# BRIEF:
Lines that hold the word "core" should be located and copied.

(Figure collection entries)
◆ ◆ ◆ ◆ ◆

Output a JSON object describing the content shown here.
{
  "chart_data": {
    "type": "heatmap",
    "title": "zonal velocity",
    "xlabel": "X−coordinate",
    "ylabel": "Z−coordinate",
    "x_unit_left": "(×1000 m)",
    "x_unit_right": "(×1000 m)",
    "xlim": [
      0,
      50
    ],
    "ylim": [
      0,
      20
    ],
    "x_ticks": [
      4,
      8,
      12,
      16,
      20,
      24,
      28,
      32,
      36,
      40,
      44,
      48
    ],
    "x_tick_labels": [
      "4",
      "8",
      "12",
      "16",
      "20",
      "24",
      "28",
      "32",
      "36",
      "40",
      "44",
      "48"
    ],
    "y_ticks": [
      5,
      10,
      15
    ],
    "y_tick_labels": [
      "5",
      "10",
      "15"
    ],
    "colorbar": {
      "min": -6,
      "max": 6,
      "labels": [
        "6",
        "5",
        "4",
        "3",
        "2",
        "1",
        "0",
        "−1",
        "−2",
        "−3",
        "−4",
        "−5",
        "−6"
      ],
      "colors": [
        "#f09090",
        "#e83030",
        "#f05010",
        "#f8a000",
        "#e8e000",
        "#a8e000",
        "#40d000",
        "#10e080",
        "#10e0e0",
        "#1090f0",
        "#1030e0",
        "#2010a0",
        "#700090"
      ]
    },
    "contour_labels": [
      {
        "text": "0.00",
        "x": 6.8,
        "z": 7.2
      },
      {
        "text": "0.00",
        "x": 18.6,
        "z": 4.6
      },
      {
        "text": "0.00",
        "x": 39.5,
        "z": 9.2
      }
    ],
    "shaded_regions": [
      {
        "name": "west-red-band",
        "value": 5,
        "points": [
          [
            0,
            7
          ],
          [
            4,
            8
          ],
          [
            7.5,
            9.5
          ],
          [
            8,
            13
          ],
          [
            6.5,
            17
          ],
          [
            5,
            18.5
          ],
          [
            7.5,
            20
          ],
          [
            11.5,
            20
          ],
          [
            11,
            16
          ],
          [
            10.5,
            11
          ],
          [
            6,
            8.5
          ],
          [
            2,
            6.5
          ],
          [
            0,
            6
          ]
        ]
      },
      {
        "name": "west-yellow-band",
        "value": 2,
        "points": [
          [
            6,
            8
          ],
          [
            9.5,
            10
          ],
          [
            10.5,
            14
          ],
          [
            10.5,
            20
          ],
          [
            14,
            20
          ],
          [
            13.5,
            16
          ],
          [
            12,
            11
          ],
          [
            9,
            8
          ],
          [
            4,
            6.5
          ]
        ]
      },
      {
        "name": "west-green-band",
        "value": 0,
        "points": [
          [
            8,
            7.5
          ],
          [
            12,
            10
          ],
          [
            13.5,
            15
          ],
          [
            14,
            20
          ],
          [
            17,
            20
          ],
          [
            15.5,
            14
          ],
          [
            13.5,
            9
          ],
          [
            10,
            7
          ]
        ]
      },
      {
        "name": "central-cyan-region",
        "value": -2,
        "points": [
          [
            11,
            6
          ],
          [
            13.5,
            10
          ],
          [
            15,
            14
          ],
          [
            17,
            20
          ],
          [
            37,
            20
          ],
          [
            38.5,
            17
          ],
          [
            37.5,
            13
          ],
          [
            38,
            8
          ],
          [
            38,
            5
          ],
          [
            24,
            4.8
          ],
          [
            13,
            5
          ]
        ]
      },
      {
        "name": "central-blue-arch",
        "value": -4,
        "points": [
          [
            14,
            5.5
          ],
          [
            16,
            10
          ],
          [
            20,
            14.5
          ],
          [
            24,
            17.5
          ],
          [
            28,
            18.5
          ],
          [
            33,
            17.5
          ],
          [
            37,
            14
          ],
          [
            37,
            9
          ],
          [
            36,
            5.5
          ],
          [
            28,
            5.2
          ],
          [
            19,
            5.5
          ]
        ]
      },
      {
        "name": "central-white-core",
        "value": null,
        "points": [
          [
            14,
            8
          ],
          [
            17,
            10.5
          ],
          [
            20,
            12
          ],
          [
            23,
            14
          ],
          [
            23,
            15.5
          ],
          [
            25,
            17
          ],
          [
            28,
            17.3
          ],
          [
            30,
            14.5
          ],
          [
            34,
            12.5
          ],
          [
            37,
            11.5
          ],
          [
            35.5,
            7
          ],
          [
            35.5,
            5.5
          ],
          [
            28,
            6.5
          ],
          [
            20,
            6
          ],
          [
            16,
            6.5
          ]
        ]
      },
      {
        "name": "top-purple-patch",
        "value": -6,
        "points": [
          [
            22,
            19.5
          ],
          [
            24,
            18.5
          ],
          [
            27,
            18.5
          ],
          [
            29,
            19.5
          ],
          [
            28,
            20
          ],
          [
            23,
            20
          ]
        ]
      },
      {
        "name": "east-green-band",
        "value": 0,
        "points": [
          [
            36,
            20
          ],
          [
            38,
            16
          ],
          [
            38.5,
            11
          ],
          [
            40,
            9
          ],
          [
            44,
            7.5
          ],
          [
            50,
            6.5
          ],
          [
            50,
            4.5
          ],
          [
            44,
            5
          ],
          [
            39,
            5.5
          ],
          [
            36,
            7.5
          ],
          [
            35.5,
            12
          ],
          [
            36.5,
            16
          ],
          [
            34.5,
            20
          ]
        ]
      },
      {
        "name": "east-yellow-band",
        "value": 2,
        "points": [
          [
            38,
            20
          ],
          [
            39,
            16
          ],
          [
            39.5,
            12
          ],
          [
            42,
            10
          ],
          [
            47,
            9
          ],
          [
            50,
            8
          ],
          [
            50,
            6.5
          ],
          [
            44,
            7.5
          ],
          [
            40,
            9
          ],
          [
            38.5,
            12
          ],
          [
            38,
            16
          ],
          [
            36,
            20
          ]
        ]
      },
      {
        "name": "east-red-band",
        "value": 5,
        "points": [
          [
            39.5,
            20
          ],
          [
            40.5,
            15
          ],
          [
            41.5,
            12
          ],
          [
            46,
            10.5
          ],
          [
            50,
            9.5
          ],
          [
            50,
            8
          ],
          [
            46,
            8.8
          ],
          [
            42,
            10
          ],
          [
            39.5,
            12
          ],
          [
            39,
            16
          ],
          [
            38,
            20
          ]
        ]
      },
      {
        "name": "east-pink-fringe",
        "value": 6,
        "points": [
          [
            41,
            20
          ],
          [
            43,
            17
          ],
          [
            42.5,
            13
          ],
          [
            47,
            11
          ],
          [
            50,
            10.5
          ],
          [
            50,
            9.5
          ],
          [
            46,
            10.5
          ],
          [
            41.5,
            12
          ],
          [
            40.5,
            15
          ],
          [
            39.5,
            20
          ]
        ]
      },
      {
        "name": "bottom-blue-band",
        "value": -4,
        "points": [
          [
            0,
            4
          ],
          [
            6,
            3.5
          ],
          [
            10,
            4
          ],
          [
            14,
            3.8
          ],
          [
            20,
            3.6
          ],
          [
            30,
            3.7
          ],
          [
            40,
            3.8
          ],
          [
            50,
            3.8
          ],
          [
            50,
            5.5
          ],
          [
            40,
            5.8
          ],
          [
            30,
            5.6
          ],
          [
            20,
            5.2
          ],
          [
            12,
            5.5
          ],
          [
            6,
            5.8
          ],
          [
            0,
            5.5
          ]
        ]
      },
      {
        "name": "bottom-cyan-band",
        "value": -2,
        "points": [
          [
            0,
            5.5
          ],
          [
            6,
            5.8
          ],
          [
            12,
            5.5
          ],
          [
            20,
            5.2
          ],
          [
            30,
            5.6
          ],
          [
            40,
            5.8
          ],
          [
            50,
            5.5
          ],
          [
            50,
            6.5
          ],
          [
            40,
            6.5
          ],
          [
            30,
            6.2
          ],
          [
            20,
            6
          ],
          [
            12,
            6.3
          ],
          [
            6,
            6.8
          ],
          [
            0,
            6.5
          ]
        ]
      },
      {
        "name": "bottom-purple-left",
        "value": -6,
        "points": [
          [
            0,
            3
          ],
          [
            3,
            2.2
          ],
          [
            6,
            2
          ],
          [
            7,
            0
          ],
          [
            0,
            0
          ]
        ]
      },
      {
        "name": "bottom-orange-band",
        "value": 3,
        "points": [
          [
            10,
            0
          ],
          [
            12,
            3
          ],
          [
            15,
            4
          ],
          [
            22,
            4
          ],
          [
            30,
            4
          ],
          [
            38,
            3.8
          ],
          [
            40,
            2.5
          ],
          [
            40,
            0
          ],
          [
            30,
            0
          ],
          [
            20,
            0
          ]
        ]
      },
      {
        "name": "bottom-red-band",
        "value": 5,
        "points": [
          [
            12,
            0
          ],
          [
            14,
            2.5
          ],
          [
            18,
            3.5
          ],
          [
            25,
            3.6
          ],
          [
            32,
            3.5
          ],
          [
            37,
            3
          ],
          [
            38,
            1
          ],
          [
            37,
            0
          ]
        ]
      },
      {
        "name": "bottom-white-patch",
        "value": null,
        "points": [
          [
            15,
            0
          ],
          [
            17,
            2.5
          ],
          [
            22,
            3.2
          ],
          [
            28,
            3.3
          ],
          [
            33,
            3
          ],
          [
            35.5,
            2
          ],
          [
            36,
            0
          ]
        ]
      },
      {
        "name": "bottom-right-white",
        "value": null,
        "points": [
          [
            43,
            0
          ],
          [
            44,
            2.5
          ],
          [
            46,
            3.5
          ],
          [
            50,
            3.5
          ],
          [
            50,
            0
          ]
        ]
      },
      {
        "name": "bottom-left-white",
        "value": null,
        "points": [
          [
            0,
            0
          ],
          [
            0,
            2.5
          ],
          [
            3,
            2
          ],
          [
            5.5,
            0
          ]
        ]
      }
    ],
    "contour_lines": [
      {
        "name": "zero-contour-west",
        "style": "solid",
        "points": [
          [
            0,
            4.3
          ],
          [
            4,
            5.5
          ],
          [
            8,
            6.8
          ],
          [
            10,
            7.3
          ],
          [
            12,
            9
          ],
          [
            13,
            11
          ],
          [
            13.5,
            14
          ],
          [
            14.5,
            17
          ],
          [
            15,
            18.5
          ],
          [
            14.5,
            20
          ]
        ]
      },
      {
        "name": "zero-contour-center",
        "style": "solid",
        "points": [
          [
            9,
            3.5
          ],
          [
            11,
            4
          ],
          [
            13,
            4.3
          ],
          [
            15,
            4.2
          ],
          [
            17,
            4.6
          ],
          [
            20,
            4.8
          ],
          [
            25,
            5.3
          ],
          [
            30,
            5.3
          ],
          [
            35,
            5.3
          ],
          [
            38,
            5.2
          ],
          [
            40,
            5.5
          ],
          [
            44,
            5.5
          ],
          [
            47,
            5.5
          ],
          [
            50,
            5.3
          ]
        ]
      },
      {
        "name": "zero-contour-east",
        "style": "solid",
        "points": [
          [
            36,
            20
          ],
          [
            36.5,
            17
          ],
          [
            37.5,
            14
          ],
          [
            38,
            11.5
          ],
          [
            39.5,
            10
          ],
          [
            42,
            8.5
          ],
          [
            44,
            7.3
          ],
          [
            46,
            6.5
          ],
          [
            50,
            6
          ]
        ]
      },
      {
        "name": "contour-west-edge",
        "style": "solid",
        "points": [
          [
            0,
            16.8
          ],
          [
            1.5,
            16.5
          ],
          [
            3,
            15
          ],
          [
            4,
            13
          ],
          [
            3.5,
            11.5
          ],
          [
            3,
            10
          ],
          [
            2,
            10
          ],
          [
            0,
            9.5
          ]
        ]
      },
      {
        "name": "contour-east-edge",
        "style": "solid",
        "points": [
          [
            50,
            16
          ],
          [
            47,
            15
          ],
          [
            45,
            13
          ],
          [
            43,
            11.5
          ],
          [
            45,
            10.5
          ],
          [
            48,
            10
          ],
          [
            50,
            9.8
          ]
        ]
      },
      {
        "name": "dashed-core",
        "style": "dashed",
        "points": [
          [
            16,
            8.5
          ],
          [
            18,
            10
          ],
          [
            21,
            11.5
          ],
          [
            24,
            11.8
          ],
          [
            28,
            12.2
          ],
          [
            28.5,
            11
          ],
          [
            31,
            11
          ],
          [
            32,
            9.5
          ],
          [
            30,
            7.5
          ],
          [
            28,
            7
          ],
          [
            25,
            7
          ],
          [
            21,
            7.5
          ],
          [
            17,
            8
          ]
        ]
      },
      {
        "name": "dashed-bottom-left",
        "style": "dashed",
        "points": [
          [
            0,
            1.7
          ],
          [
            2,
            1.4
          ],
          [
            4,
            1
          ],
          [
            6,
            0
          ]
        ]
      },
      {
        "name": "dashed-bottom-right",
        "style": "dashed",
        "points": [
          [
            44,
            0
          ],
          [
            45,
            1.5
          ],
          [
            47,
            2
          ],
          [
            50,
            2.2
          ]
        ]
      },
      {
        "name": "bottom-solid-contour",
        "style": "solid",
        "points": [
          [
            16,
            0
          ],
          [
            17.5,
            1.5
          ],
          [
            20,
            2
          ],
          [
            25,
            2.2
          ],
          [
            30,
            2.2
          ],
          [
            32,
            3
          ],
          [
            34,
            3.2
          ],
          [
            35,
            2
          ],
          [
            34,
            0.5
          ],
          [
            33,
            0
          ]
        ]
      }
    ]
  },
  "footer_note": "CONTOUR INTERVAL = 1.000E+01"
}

◆ ◆ ◆ ◆ ◆

# RESPONSE FOR THIS EXERCISE:
        "name": "central-white-core",
        "name": "dashed-core",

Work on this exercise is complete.